* [RECORDS SHOWN]
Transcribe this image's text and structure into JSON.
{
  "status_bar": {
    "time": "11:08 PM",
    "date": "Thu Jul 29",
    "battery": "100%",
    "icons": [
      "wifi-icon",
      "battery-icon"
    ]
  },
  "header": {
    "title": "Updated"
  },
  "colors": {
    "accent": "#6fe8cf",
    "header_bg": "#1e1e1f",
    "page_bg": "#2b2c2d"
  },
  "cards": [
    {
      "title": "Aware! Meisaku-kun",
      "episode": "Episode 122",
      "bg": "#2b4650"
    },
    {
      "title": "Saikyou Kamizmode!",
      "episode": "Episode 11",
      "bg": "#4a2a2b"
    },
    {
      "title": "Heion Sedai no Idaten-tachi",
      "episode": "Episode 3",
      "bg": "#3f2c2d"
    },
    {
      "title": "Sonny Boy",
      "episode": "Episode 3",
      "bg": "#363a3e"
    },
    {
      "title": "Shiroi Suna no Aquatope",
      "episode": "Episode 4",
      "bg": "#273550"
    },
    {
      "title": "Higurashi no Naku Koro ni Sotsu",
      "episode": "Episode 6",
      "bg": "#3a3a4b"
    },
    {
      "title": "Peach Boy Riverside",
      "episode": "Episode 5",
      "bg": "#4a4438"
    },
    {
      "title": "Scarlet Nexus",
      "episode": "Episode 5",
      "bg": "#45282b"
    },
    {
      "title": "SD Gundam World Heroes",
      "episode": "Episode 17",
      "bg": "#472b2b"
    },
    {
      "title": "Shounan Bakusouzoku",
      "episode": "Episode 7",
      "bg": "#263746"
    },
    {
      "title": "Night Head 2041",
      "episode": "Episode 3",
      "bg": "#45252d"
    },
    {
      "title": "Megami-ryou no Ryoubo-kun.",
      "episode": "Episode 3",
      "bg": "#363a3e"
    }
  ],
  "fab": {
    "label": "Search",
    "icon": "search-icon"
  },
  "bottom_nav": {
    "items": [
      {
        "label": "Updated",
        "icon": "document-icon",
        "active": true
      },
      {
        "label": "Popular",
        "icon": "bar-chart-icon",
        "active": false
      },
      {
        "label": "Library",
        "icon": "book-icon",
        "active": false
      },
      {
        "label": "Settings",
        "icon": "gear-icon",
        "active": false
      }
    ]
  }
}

* [PROMPT] Make an exact copy of every entry.

* [RESPONSE FOR THIS EXERCISE]
Transcribe this image's text and structure into JSON.
{
  "status_bar": {
    "time": "11:08 PM",
    "date": "Thu Jul 29",
    "battery": "100%",
    "icons": [
      "wifi-icon",
      "battery-icon"
    ]
  },
  "header": {
    "title": "Updated"
  },
  "colors": {
    "accent": "#6fe8cf",
    "header_bg": "#1e1e1f",
    "page_bg": "#2b2c2d"
  },
  "cards": [
    {
      "title": "Aware! Meisaku-kun",
      "episode": "Episode 122",
      "bg": "#2b4650"
    },
    {
      "title": "Saikyou Kamizmode!",
      "episode": "Episode 11",
      "bg": "#4a2a2b"
    },
    {
      "title": "Heion Sedai no Idaten-tachi",
      "episode": "Episode 3",
      "bg": "#3f2c2d"
    },
    {
      "title": "Sonny Boy",
      "episode": "Episode 3",
      "bg": "#363a3e"
    },
    {
      "title": "Shiroi Suna no Aquatope",
      "episode": "Episode 4",
      "bg": "#273550"
    },
    {
      "title": "Higurashi no Naku Koro ni Sotsu",
      "episode": "Episode 6",
      "bg": "#3a3a4b"
    },
    {
      "title": "Peach Boy Riverside",
      "episode": "Episode 5",
      "bg": "#4a4438"
    },
    {
      "title": "Scarlet Nexus",
      "episode": "Episode 5",
      "bg": "#45282b"
    },
    {
      "title": "SD Gundam World Heroes",
      "episode": "Episode 17",
      "bg": "#472b2b"
    },
    {
      "title": "Shounan Bakusouzoku",
      "episode": "Episode 7",
      "bg": "#263746"
    },
    {
      "title": "Night Head 2041",
      "episode": "Episode 3",
      "bg": "#45252d"
    },
    {
      "title": "Megami-ryou no Ryoubo-kun.",
      "episode": "Episode 3",
      "bg": "#363a3e"
    }
  ],
  "fab": {
    "label": "Search",
    "icon": "search-icon"
  },
  "bottom_nav": {
    "items": [
      {
        "label": "Updated",
        "icon": "document-icon",
        "active": true
      },
      {
        "label": "Popular",
        "icon": "bar-chart-icon",
        "active": false
      },
      {
        "label": "Library",
        "icon": "book-icon",
        "active": false
      },
      {
        "label": "Settings",
        "icon": "gear-icon",
        "active": false
      }
    ]
  }
}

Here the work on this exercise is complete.